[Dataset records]
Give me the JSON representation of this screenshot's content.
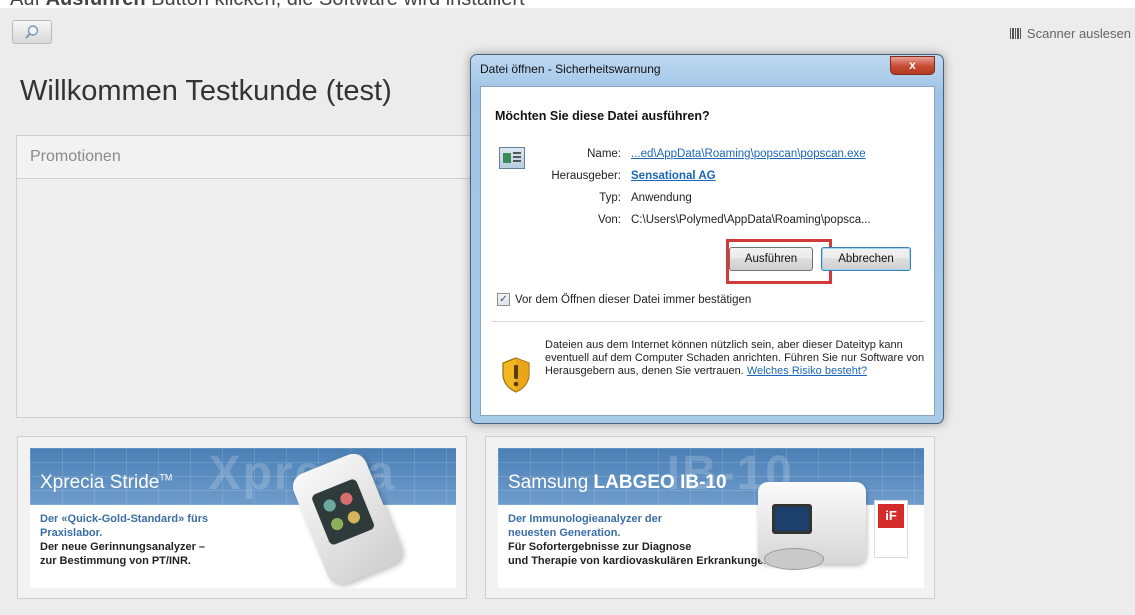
{
  "caption": {
    "prefix": "Auf ",
    "bold": "Ausführen",
    "suffix": " Button klicken, die Software wird installiert"
  },
  "header": {
    "scanner_label": "Scanner auslesen"
  },
  "welcome_text": "Willkommen Testkunde (test)",
  "promotions_title": "Promotionen",
  "banners": [
    {
      "watermark": "Xprecia",
      "title_regular": "Xprecia Stride",
      "title_tm": "TM",
      "line1": "Der «Quick-Gold-Standard» fürs",
      "line2": "Praxislabor.",
      "line3": "Der neue Gerinnungsanalyzer –",
      "line4": "zur Bestimmung von PT/INR."
    },
    {
      "watermark": "IB-10",
      "title_regular": "Samsung ",
      "title_bold": "LABGEO IB-10",
      "line1": "Der Immunologieanalyzer der",
      "line2": "neuesten Generation.",
      "line3": "Für Sofortergebnisse zur Diagnose",
      "line4": "und Therapie von kardiovaskulären Erkrankungen.",
      "badge": "iF"
    }
  ],
  "dialog": {
    "title": "Datei öffnen - Sicherheitswarnung",
    "close_glyph": "x",
    "question": "Möchten Sie diese Datei ausführen?",
    "fields": [
      {
        "label": "Name:",
        "value": "...ed\\AppData\\Roaming\\popscan\\popscan.exe"
      },
      {
        "label": "Herausgeber:",
        "value": "Sensational AG"
      },
      {
        "label": "Typ:",
        "value": "Anwendung"
      },
      {
        "label": "Von:",
        "value": "C:\\Users\\Polymed\\AppData\\Roaming\\popsca..."
      }
    ],
    "run_label": "Ausführen",
    "cancel_label": "Abbrechen",
    "checkbox_label": "Vor dem Öffnen dieser Datei immer bestätigen",
    "checkbox_checked": true,
    "warning_text": "Dateien aus dem Internet können nützlich sein, aber dieser Dateityp kann eventuell auf dem Computer Schaden anrichten. Führen Sie nur Software von Herausgebern aus, denen Sie vertrauen. ",
    "warning_link": "Welches Risiko besteht?"
  }
}
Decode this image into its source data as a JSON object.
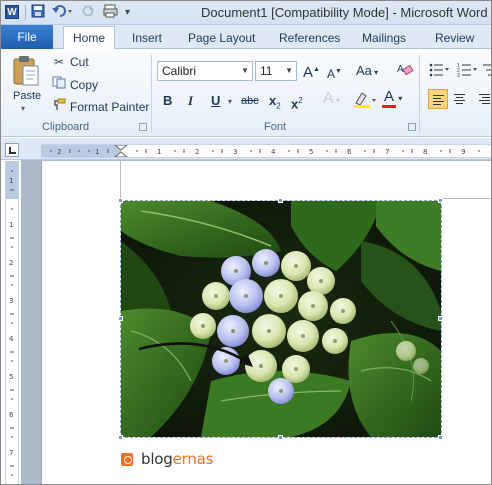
{
  "window": {
    "title": "Document1 [Compatibility Mode] - Microsoft Word",
    "app_icon": "W"
  },
  "quick_access": {
    "icons": [
      "save-icon",
      "undo-icon",
      "redo-icon",
      "print-preview-icon",
      "customize-qat-icon"
    ]
  },
  "tabs": {
    "file": "File",
    "items": [
      {
        "label": "Home",
        "active": true
      },
      {
        "label": "Insert"
      },
      {
        "label": "Page Layout"
      },
      {
        "label": "References"
      },
      {
        "label": "Mailings"
      },
      {
        "label": "Review"
      }
    ]
  },
  "clipboard": {
    "paste_label": "Paste",
    "cut_label": "Cut",
    "copy_label": "Copy",
    "format_painter_label": "Format Painter",
    "group_label": "Clipboard"
  },
  "font": {
    "family": "Calibri",
    "size": "11",
    "grow": "A",
    "shrink": "A",
    "change_case": "Aa",
    "bold": "B",
    "italic": "I",
    "underline": "U",
    "strike": "abc",
    "subscript": "x",
    "superscript": "x",
    "text_effects": "A",
    "font_color": "A",
    "group_label": "Font"
  },
  "document": {
    "image_alt": "hydrangea photo with arrow",
    "arrow_color": "#111111"
  },
  "watermark": {
    "prefix": "blog",
    "suffix": "ernas"
  },
  "colors": {
    "file_tab": "#2b6bc2",
    "accent_orange": "#f26f21",
    "ribbon_bg": "#e6eef8"
  }
}
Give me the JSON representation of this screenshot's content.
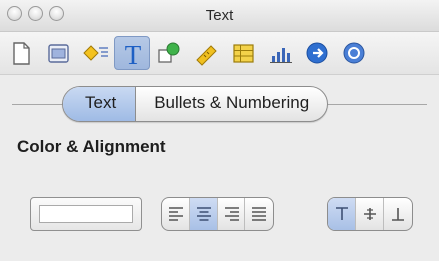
{
  "window": {
    "title": "Text"
  },
  "toolbar": {
    "items": [
      {
        "name": "document-inspector-icon"
      },
      {
        "name": "layout-inspector-icon"
      },
      {
        "name": "wrap-inspector-icon"
      },
      {
        "name": "text-inspector-icon",
        "selected": true
      },
      {
        "name": "graphic-inspector-icon"
      },
      {
        "name": "metrics-inspector-icon"
      },
      {
        "name": "table-inspector-icon"
      },
      {
        "name": "chart-inspector-icon"
      },
      {
        "name": "link-inspector-icon"
      },
      {
        "name": "quicktime-inspector-icon"
      }
    ]
  },
  "tabs": [
    {
      "label": "Text",
      "active": true
    },
    {
      "label": "Bullets & Numbering",
      "active": false
    }
  ],
  "section": {
    "title": "Color & Alignment"
  },
  "alignment": {
    "horizontal": [
      {
        "name": "align-left-icon",
        "active": false
      },
      {
        "name": "align-center-icon",
        "active": true
      },
      {
        "name": "align-right-icon",
        "active": false
      },
      {
        "name": "align-justify-icon",
        "active": false
      }
    ],
    "vertical": [
      {
        "name": "align-top-icon",
        "active": true
      },
      {
        "name": "align-middle-icon",
        "active": false
      },
      {
        "name": "align-bottom-icon",
        "active": false
      }
    ]
  },
  "colors": {
    "selection": "#9fb7dd",
    "accent_blue": "#2f6fd0"
  }
}
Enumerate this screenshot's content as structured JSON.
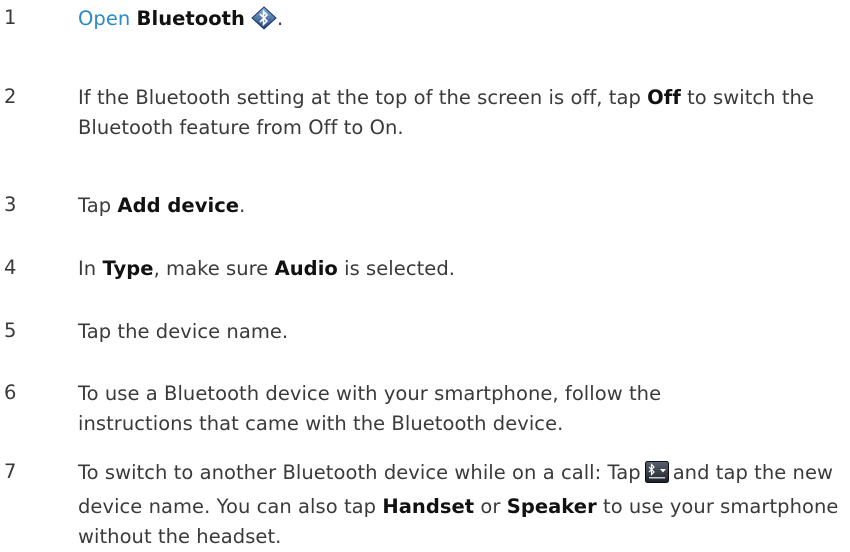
{
  "steps": [
    {
      "num": "1",
      "open_label": "Open",
      "target": "Bluetooth",
      "suffix": ".",
      "icon": "bluetooth-icon"
    },
    {
      "num": "2",
      "text_a": "If the Bluetooth setting at the top of the screen is off, tap",
      "bold": "Off",
      "text_b": "to switch the Bluetooth feature from Off to On."
    },
    {
      "num": "3",
      "text_a": "Tap",
      "bold": "Add device",
      "text_b": "."
    },
    {
      "num": "4",
      "text_a": "In",
      "bold1": "Type",
      "text_b": ", make sure",
      "bold2": "Audio",
      "text_c": "is selected."
    },
    {
      "num": "5",
      "text": "Tap the device name."
    },
    {
      "num": "6",
      "text": "To use a Bluetooth device with your smartphone, follow the instructions that came with the Bluetooth device."
    },
    {
      "num": "7",
      "text_a": "To switch to another Bluetooth device while on a call: Tap",
      "icon": "audio-source-icon",
      "text_b": "and tap the new device name. You can also tap",
      "bold1": "Handset",
      "text_c": "or",
      "bold2": "Speaker",
      "text_d": "to use your smartphone without the headset."
    }
  ]
}
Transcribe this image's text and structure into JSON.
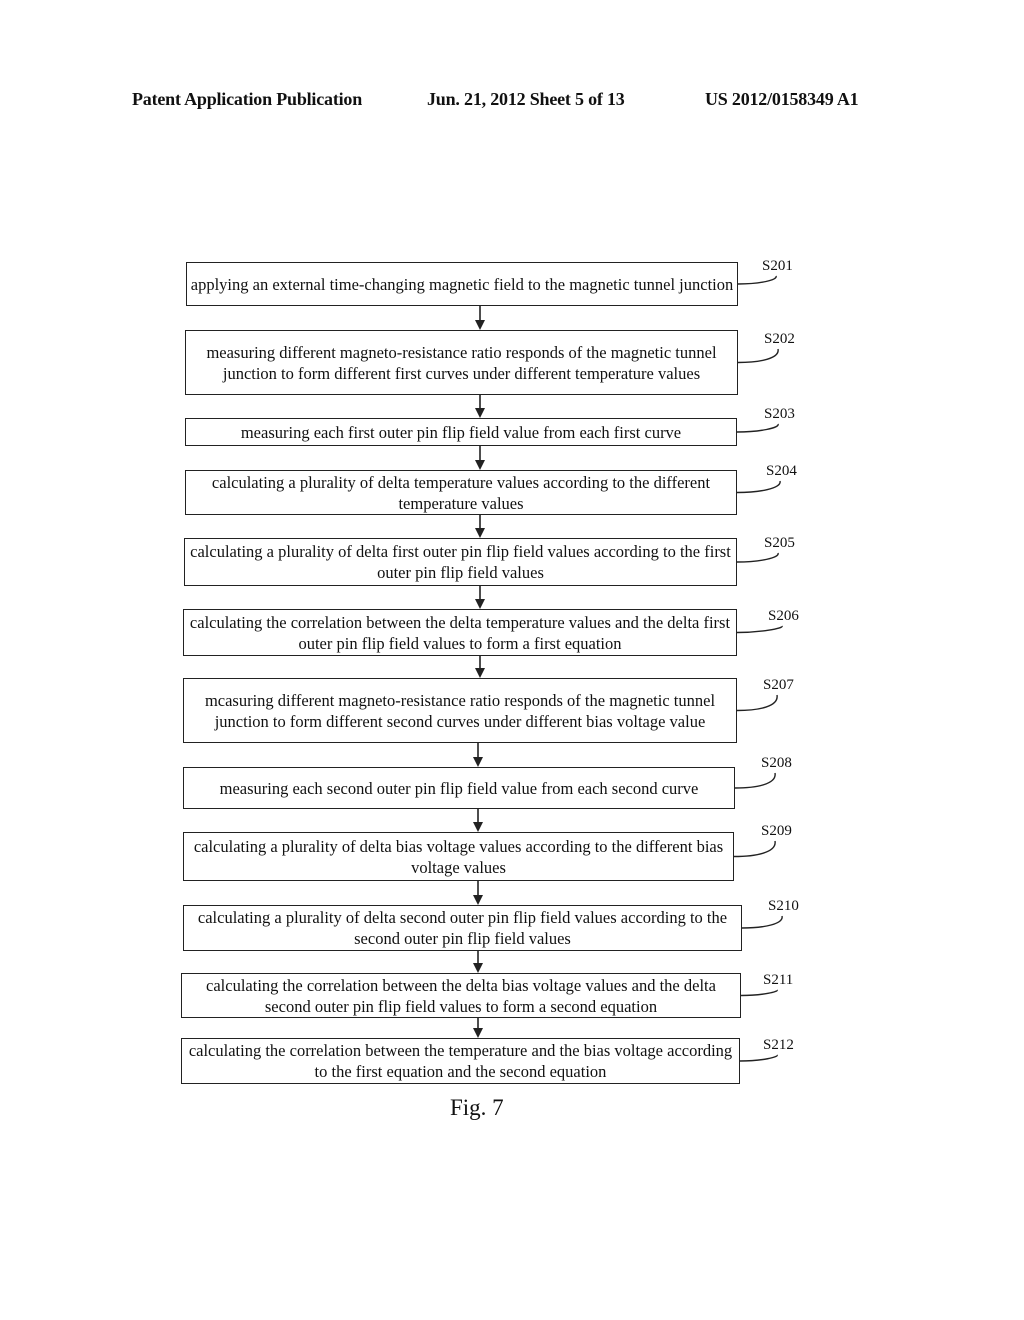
{
  "header": {
    "publication": "Patent Application Publication",
    "date_sheet": "Jun. 21, 2012  Sheet 5 of 13",
    "number": "US 2012/0158349 A1"
  },
  "steps": [
    {
      "id": "S201",
      "text": "applying an external time-changing magnetic field to the magnetic tunnel junction"
    },
    {
      "id": "S202",
      "text": "measuring different magneto-resistance ratio responds of the magnetic tunnel junction to form different first curves under different temperature values"
    },
    {
      "id": "S203",
      "text": "measuring each first outer pin flip field value from each first curve"
    },
    {
      "id": "S204",
      "text": "calculating a plurality of delta temperature values according to the different temperature values"
    },
    {
      "id": "S205",
      "text": "calculating a plurality of delta first outer pin flip field values according to the first outer pin flip field values"
    },
    {
      "id": "S206",
      "text": "calculating the correlation between the delta temperature values and the delta first outer pin flip field values to form a first equation"
    },
    {
      "id": "S207",
      "text": "mcasuring different magneto-resistance ratio responds of the magnetic tunnel junction to form different second curves under different bias voltage value"
    },
    {
      "id": "S208",
      "text": "measuring each second outer pin flip field value from each second curve"
    },
    {
      "id": "S209",
      "text": "calculating a plurality of delta bias voltage values according to the different bias voltage values"
    },
    {
      "id": "S210",
      "text": "calculating a plurality of delta second outer pin flip field values according to the second outer pin flip field values"
    },
    {
      "id": "S211",
      "text": "calculating the correlation between the delta bias voltage values and the delta second outer pin flip field values to form a second equation"
    },
    {
      "id": "S212",
      "text": "calculating the correlation between the temperature and the bias voltage according to the first equation and the second equation"
    }
  ],
  "caption": "Fig. 7"
}
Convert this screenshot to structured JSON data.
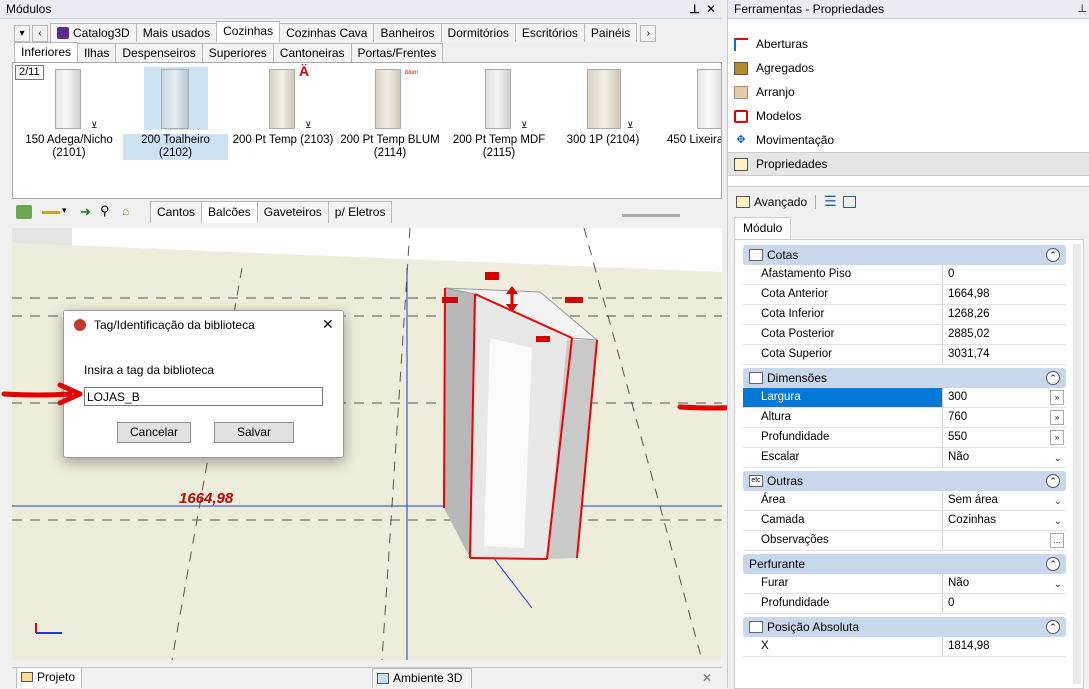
{
  "left_panel": {
    "title": "Módulos",
    "pin": "f",
    "close": "✕"
  },
  "catalog_tabs": [
    "Catalog3D",
    "Mais usados",
    "Cozinhas",
    "Cozinhas Cava",
    "Banheiros",
    "Dormitórios",
    "Escritórios",
    "Painéis"
  ],
  "subtabs": [
    "Inferiores",
    "Ilhas",
    "Despenseiros",
    "Superiores",
    "Cantoneiras",
    "Portas/Frentes"
  ],
  "page_indicator": "2/11",
  "thumbnails": [
    {
      "label": "150 Adega/Nicho (2101)"
    },
    {
      "label": "200 Toalheiro (2102)"
    },
    {
      "label": "200 Pt Temp (2103)"
    },
    {
      "label": "200 Pt Temp BLUM (2114)"
    },
    {
      "label": "200 Pt Temp MDF (2115)"
    },
    {
      "label": "300 1P (2104)"
    },
    {
      "label": "450 Lixeira"
    }
  ],
  "viewport_tabs": [
    "Cantos",
    "Balcões",
    "Gaveteiros",
    "p/ Eletros"
  ],
  "dimension_label": "1664,98",
  "dialog": {
    "title": "Tag/Identificação da biblioteca",
    "prompt": "Insira a tag da biblioteca",
    "input_value": "LOJAS_B",
    "cancel": "Cancelar",
    "save": "Salvar",
    "close": "✕"
  },
  "bottom_tabs": {
    "left": "Projeto",
    "center": "Ambiente 3D",
    "close": "✕"
  },
  "right_panel": {
    "title": "Ferramentas - Propriedades",
    "pin": "f",
    "close": "✕"
  },
  "tools": [
    "Aberturas",
    "Agregados",
    "Arranjo",
    "Modelos",
    "Movimentação",
    "Propriedades"
  ],
  "advanced_label": "Avançado",
  "module_tab": "Módulo",
  "categories": [
    {
      "name": "Cotas",
      "rows": [
        [
          "Afastamento Piso",
          "0"
        ],
        [
          "Cota Anterior",
          "1664,98"
        ],
        [
          "Cota Inferior",
          "1268,26"
        ],
        [
          "Cota Posterior",
          "2885,02"
        ],
        [
          "Cota Superior",
          "3031,74"
        ]
      ]
    },
    {
      "name": "Dimensões",
      "rows": [
        [
          "Largura",
          "300"
        ],
        [
          "Altura",
          "760"
        ],
        [
          "Profundidade",
          "550"
        ],
        [
          "Escalar",
          "Não"
        ]
      ]
    },
    {
      "name": "Outras",
      "rows": [
        [
          "Área",
          "Sem área"
        ],
        [
          "Camada",
          "Cozinhas"
        ],
        [
          "Observações",
          ""
        ]
      ]
    },
    {
      "name": "Perfurante",
      "rows": [
        [
          "Furar",
          "Não"
        ],
        [
          "Profundidade",
          "0"
        ]
      ]
    },
    {
      "name": "Posição Absoluta",
      "rows": [
        [
          "X",
          "1814,98"
        ]
      ]
    }
  ]
}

Set exercise:
Pick out each line in the material containing "device".

Finished task:
      "bold": "Add device",
      "text": "Tap the device name."
      "text": "To use a Bluetooth device with your smartphone, follow the instructions that came with the Bluetooth device."
      "text_a": "To switch to another Bluetooth device while on a call: Tap",
      "text_b": "and tap the new device name. You can also tap",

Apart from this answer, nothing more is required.